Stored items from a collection

[Begin]

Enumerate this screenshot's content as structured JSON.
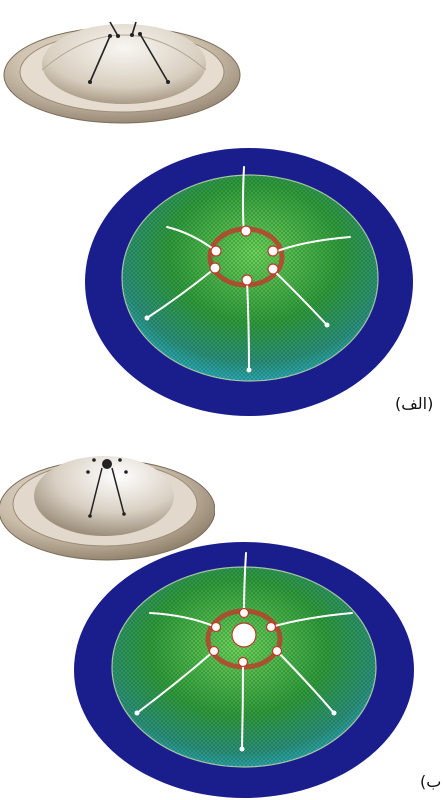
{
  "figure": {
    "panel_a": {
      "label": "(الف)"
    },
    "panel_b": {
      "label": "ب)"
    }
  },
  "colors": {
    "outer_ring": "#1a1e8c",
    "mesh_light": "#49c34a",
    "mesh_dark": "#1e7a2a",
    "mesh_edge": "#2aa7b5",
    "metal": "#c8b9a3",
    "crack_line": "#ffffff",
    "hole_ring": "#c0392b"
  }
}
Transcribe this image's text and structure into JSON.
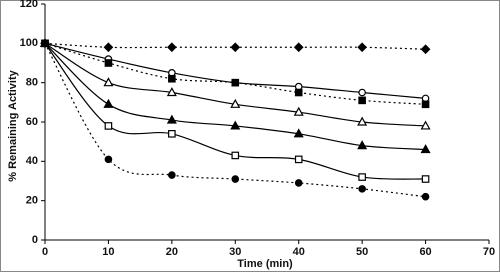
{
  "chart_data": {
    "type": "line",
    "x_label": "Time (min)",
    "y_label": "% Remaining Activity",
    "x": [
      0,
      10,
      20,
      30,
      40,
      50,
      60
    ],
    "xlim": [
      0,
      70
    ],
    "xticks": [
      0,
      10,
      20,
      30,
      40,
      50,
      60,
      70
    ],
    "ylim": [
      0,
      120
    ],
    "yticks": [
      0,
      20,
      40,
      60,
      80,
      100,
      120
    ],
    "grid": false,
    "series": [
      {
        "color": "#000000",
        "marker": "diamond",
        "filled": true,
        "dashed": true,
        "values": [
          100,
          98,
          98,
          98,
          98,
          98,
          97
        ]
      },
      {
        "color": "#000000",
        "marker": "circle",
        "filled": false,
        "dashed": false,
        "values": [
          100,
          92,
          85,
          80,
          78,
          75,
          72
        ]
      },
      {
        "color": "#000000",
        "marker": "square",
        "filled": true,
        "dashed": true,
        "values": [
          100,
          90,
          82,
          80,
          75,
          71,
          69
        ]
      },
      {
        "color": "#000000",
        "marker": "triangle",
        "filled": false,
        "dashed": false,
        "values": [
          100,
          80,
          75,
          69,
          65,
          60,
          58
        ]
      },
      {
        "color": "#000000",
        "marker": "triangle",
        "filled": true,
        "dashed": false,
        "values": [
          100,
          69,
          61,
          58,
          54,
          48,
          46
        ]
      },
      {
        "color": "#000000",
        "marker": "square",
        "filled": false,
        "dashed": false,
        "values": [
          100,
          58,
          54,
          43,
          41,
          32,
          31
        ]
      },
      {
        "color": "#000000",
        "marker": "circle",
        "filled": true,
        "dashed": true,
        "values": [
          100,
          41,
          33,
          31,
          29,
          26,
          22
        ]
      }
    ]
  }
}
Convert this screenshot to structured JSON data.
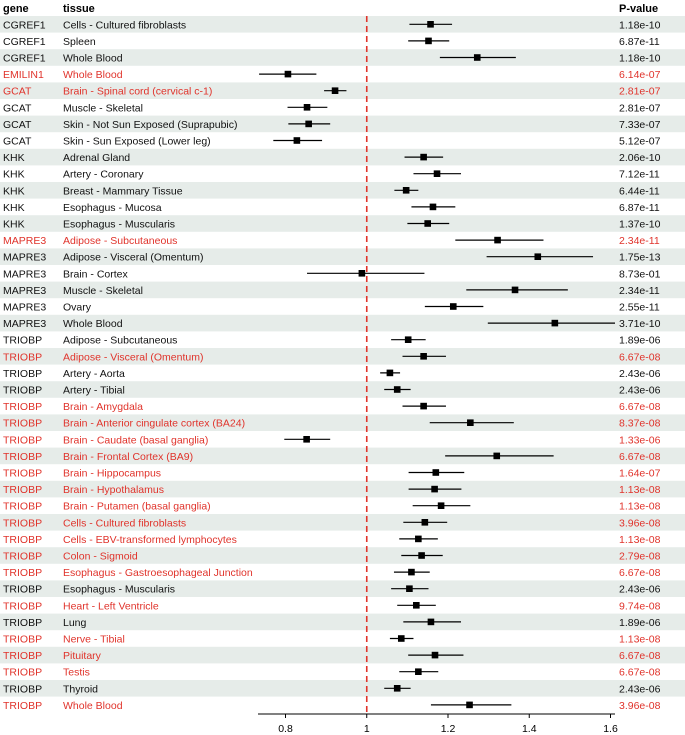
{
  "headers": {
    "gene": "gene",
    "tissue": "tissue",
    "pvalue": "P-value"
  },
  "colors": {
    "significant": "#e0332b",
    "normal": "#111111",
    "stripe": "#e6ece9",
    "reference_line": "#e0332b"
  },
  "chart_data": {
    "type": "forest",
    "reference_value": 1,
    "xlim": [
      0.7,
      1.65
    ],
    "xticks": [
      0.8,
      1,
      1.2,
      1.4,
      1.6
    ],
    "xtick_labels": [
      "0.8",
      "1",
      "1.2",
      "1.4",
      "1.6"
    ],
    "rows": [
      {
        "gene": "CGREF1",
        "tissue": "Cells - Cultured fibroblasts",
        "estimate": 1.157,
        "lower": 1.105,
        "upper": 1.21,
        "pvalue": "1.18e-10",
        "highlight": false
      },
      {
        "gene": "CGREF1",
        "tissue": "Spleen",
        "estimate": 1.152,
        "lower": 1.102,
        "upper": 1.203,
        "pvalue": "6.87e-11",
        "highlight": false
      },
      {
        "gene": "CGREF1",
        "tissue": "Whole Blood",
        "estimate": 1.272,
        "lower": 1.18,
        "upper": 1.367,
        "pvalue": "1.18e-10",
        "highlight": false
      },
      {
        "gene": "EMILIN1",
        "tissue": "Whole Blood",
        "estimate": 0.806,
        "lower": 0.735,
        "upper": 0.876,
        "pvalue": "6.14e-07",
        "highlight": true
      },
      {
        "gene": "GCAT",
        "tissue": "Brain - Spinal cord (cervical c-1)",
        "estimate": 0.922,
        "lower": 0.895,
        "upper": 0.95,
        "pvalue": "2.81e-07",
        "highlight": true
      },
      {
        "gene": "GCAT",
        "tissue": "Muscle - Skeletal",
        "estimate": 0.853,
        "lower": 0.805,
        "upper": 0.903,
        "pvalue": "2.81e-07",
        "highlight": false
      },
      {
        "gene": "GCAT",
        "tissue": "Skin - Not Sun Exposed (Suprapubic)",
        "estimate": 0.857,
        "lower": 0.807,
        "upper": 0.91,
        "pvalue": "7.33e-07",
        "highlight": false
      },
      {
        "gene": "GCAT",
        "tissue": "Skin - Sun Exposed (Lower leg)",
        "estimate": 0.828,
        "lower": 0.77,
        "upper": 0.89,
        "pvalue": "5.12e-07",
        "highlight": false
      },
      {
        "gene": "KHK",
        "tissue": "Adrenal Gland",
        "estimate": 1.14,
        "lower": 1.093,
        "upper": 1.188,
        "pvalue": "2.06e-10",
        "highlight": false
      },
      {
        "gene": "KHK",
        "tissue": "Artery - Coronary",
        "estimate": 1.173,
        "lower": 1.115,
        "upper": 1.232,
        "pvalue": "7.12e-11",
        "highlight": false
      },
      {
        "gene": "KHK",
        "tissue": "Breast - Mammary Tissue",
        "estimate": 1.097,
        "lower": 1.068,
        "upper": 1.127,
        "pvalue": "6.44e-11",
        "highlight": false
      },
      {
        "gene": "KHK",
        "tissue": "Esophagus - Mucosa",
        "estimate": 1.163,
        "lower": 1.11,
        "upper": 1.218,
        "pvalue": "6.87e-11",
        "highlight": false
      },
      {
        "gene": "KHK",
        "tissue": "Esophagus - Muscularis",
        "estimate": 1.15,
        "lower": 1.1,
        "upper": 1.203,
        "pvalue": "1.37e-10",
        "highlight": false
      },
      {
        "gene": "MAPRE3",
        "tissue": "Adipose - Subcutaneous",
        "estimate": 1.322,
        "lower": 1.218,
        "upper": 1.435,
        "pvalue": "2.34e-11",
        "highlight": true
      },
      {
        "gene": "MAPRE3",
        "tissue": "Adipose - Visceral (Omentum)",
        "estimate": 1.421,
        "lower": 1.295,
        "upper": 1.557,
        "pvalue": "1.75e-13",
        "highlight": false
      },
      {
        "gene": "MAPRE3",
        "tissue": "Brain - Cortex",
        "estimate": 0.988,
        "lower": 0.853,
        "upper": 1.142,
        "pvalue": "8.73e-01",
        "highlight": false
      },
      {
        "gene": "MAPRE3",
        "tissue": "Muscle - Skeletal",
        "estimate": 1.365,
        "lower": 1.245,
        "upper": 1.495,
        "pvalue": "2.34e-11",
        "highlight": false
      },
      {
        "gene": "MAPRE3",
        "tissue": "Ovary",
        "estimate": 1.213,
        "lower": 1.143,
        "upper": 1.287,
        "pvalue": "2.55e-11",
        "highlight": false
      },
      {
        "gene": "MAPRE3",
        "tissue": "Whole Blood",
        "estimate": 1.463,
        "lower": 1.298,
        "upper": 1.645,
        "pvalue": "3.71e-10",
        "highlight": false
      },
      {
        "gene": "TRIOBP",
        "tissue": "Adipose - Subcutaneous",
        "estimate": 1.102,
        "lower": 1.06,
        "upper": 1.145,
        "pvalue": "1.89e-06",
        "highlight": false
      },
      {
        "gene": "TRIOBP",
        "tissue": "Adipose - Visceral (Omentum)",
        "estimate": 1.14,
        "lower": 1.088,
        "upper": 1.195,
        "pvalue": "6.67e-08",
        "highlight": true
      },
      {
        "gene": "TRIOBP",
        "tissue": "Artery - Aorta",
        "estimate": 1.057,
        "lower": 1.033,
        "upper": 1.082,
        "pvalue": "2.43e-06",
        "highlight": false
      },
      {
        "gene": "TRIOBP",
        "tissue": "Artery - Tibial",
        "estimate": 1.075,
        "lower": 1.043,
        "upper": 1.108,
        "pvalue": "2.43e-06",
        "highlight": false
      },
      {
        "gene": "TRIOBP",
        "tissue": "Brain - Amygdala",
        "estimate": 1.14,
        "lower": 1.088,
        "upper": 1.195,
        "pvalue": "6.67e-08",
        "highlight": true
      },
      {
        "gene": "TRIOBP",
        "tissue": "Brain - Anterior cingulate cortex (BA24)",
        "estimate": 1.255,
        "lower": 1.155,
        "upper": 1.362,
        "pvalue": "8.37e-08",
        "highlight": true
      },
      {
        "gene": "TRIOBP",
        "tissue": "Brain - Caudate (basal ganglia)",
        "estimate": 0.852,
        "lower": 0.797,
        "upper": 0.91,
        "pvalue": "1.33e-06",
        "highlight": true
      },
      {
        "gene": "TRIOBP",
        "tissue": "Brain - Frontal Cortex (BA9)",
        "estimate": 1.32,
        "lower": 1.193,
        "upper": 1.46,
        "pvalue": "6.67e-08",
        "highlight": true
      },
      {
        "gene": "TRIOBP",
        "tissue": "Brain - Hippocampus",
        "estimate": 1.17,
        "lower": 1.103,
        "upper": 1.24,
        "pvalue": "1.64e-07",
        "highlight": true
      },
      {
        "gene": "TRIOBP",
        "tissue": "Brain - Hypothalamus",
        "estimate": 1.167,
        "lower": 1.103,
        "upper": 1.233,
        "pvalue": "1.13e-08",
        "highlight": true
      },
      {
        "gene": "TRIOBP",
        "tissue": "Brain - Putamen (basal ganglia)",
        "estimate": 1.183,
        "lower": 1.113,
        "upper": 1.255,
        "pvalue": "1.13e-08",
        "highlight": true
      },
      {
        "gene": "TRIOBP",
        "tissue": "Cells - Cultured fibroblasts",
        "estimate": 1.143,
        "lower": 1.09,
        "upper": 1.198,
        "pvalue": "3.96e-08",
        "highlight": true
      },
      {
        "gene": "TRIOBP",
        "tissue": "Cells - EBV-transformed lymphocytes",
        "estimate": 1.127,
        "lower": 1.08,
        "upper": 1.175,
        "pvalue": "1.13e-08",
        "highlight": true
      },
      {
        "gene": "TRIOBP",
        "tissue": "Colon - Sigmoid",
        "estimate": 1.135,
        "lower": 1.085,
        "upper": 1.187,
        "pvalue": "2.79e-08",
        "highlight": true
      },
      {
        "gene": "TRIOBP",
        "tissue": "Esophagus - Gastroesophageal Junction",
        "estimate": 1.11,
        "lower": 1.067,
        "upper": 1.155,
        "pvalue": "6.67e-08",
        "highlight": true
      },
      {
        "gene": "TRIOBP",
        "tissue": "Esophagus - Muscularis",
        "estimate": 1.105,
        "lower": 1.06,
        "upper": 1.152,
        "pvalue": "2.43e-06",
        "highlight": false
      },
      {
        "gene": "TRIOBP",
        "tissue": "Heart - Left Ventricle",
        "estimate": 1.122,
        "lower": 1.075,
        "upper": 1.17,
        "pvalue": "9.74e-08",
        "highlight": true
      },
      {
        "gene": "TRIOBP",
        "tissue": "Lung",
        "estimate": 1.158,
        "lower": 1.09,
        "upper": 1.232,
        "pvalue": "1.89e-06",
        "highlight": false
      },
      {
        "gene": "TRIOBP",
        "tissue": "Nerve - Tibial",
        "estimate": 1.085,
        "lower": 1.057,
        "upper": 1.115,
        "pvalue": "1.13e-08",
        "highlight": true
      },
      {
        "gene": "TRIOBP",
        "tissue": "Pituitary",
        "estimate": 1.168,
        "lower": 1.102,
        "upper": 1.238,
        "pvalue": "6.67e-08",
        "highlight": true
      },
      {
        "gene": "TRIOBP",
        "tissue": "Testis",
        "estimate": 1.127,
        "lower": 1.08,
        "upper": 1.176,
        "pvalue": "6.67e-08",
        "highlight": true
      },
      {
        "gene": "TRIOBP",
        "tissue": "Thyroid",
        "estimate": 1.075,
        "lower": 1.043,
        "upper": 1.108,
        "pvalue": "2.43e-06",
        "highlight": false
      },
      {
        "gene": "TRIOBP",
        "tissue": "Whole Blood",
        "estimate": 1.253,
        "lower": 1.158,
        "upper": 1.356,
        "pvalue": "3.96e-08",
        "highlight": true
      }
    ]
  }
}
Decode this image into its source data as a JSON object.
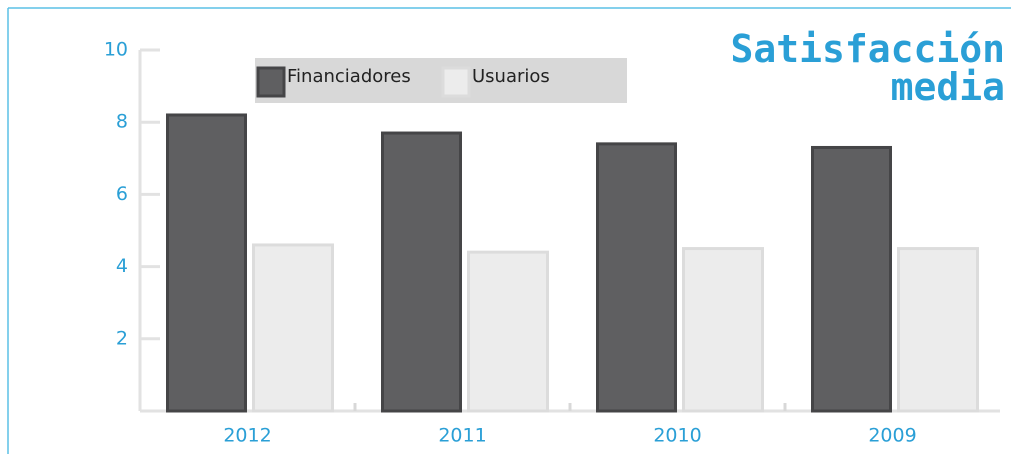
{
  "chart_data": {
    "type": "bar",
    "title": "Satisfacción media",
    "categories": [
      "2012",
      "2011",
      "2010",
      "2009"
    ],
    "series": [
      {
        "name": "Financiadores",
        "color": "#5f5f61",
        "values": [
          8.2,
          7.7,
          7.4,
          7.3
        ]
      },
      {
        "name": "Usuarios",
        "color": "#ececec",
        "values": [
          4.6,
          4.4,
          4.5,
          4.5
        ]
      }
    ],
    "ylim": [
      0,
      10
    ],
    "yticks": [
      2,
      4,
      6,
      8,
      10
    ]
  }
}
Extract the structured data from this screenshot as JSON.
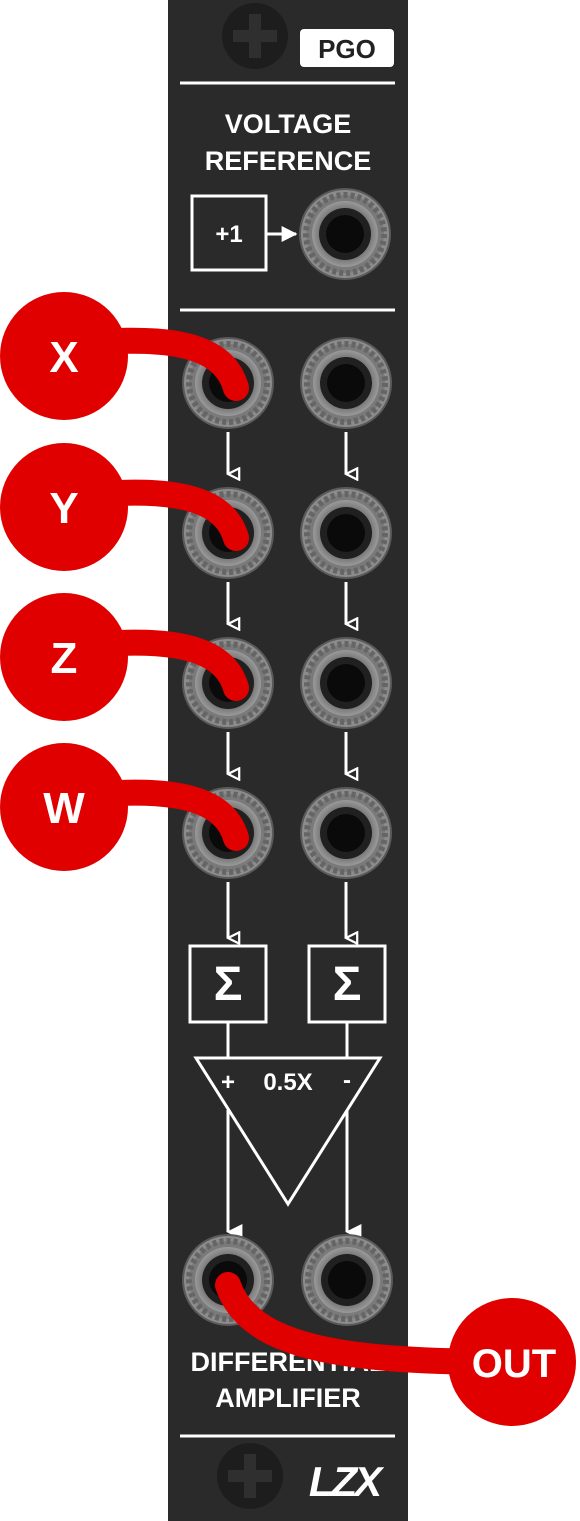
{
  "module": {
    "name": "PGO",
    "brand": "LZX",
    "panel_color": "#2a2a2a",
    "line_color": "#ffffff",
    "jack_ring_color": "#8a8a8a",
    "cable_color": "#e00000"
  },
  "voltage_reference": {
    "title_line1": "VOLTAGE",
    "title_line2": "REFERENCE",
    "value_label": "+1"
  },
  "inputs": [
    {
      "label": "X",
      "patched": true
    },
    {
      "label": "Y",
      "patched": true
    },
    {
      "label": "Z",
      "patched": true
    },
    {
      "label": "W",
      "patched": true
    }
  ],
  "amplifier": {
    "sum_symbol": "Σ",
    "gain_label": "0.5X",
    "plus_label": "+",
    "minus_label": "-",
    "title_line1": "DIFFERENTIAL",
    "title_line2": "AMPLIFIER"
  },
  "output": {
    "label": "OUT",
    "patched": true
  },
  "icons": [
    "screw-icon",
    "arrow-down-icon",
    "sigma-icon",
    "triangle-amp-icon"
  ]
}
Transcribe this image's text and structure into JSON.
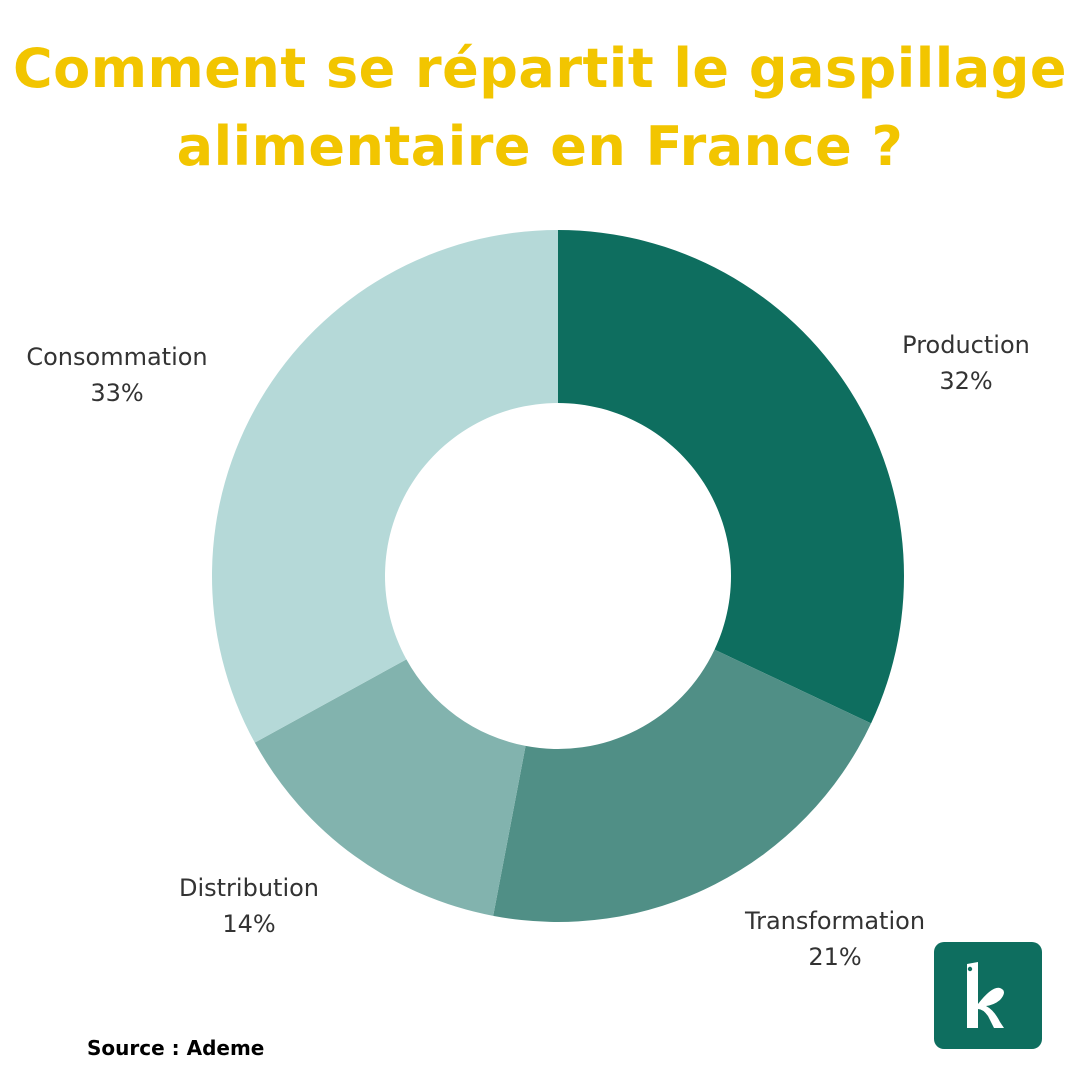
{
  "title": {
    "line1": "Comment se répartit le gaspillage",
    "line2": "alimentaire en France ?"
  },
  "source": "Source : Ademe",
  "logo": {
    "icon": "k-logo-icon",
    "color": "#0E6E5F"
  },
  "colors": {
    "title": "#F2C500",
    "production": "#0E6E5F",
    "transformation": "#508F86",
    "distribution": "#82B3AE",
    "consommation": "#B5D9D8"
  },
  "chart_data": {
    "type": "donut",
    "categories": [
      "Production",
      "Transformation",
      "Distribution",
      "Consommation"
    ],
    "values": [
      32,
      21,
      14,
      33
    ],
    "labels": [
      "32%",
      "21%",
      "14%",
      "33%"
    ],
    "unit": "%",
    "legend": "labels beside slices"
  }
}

[End]

Written request. From the entries, copy out each line containing the word "source".

Result of this task.
Decode this image into its source data as a JSON object.
  "source": "Source : Ademe",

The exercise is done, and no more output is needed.